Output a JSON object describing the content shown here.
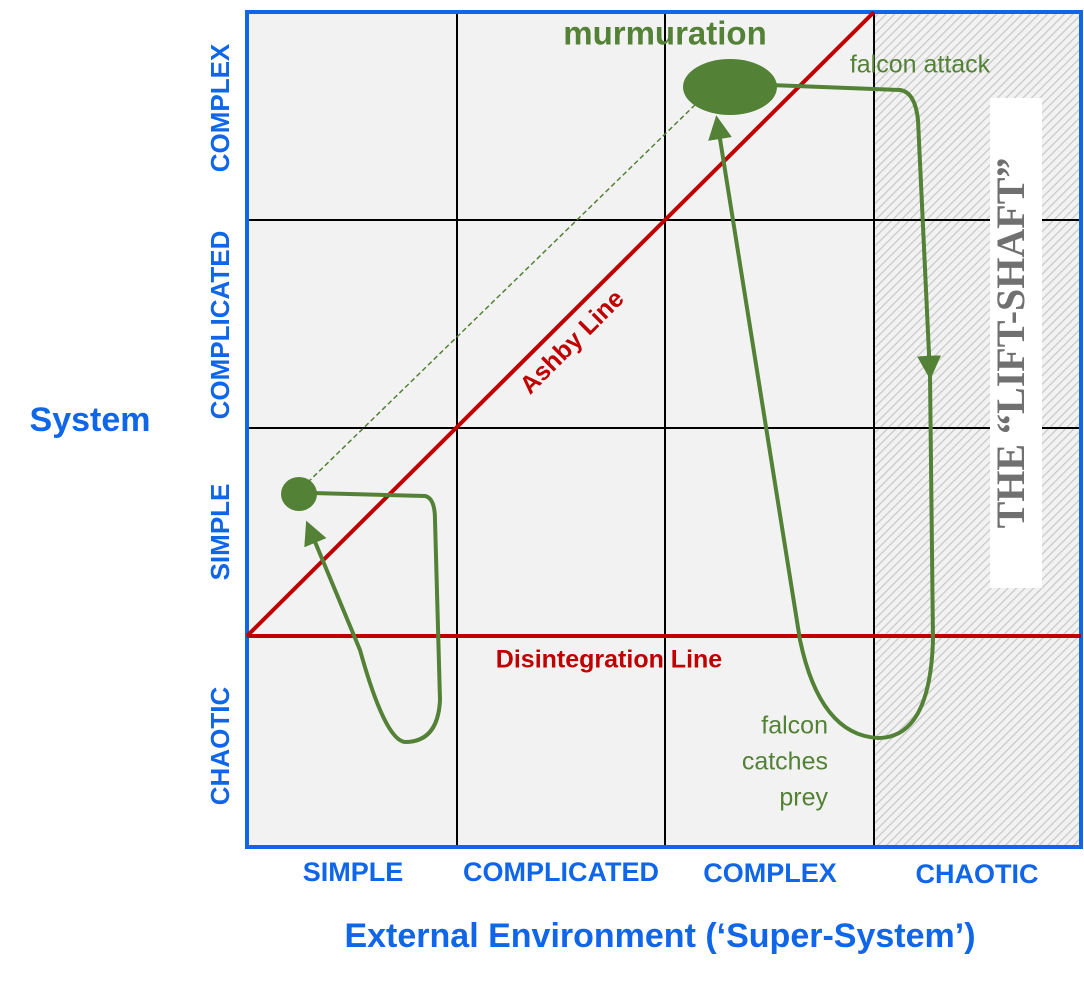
{
  "axes": {
    "y_title": "System",
    "y_labels": [
      "COMPLEX",
      "COMPLICATED",
      "SIMPLE",
      "CHAOTIC"
    ],
    "x_title": "External Environment (‘Super-System’)",
    "x_labels": [
      "SIMPLE",
      "COMPLICATED",
      "COMPLEX",
      "CHAOTIC"
    ]
  },
  "annotations": {
    "murmuration": "murmuration",
    "falcon_attack": "falcon attack",
    "ashby_line": "Ashby Line",
    "disintegration_line": "Disintegration Line",
    "falcon_catches_prey": [
      "falcon",
      "catches",
      "prey"
    ],
    "lift_shaft": "THE “LIFT-SHAFT”"
  }
}
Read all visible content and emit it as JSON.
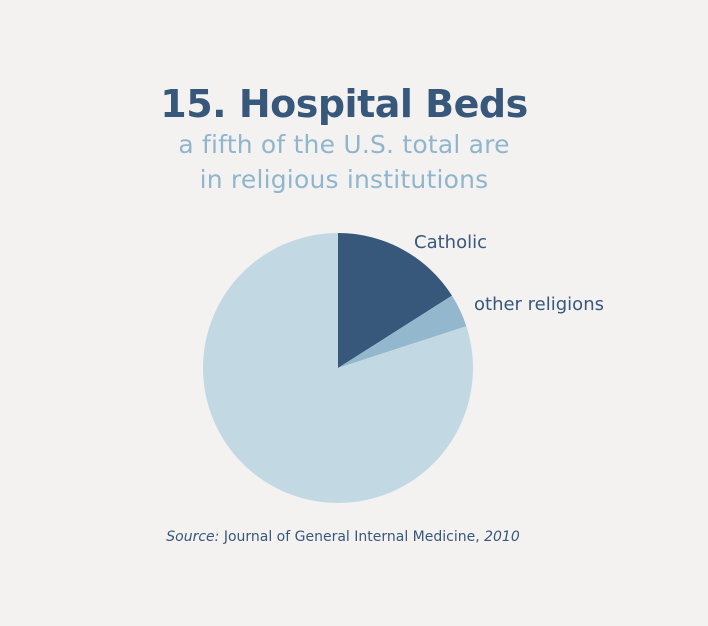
{
  "chart_data": {
    "type": "pie",
    "title": "15. Hospital Beds",
    "subtitle_line1": "a fifth of the U.S. total are",
    "subtitle_line2": "in religious institutions",
    "slices": [
      {
        "label": "Catholic",
        "value": 16,
        "color": "#37587a"
      },
      {
        "label": "other religions",
        "value": 4,
        "color": "#93b8ce"
      },
      {
        "label": "",
        "value": 80,
        "color": "#c2d9e4"
      }
    ],
    "source_prefix": "Source:",
    "source_text": "Journal of General Internal Medicine,",
    "source_year": "2010"
  }
}
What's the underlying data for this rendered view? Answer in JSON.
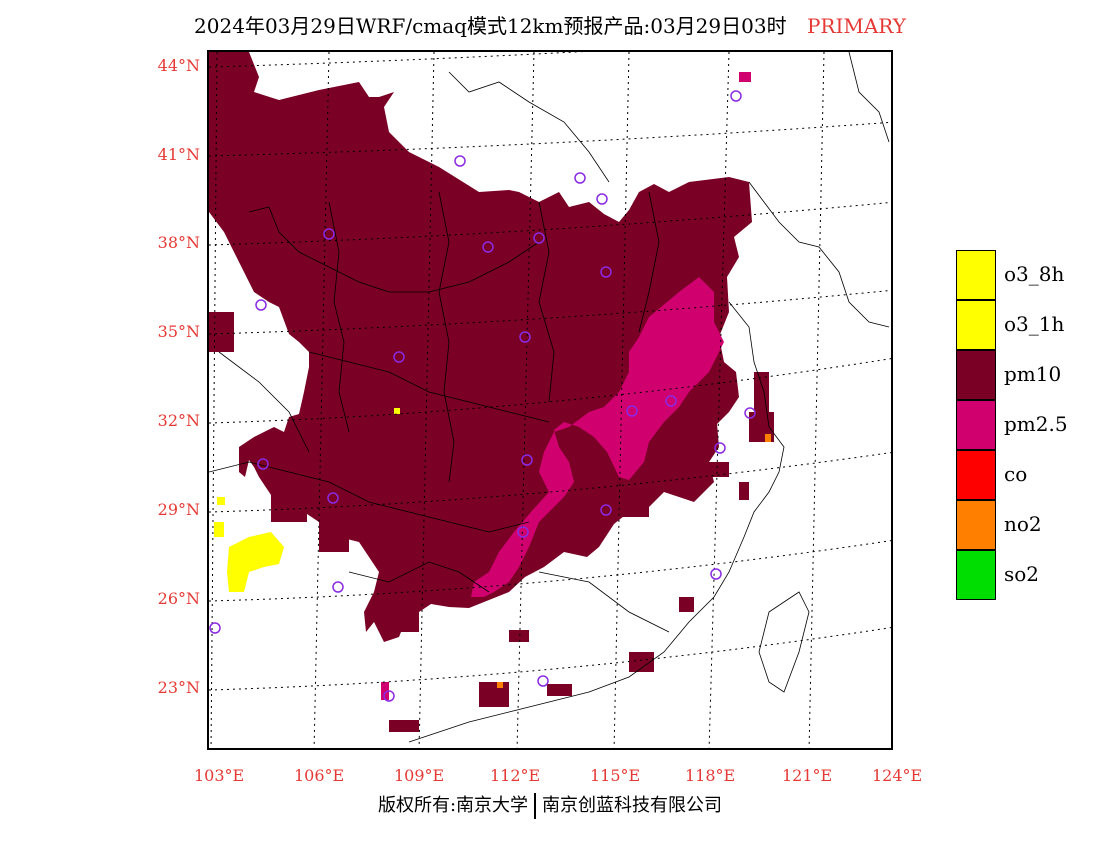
• • • • • • •
Make an exact copy of the records above, with the pictures left out.

=== Completed exercise ===
Output a JSON object describing the content shown here.
{
  "axes": {
    "y_title": "System",
    "y_labels": [
      "COMPLEX",
      "COMPLICATED",
      "SIMPLE",
      "CHAOTIC"
    ],
    "x_title": "External Environment (‘Super-System’)",
    "x_labels": [
      "SIMPLE",
      "COMPLICATED",
      "COMPLEX",
      "CHAOTIC"
    ]
  },
  "annotations": {
    "murmuration": "murmuration",
    "falcon_attack": "falcon attack",
    "ashby_line": "Ashby Line",
    "disintegration_line": "Disintegration Line",
    "falcon_catches_prey": [
      "falcon",
      "catches",
      "prey"
    ],
    "lift_shaft": "THE “LIFT-SHAFT”"
  }
}
Read all visible content and emit it as JSON.
{
  "chart_data": {
    "type": "pie",
    "title": "15. Hospital Beds",
    "subtitle_line1": "a fifth of the U.S. total are",
    "subtitle_line2": "in religious institutions",
    "slices": [
      {
        "label": "Catholic",
        "value": 16,
        "color": "#37587a"
      },
      {
        "label": "other religions",
        "value": 4,
        "color": "#93b8ce"
      },
      {
        "label": "",
        "value": 80,
        "color": "#c2d9e4"
      }
    ],
    "source_prefix": "Source:",
    "source_text": "Journal of General Internal Medicine,",
    "source_year": "2010"
  }
}
What's the underlying data for this rendered view? Answer in JSON.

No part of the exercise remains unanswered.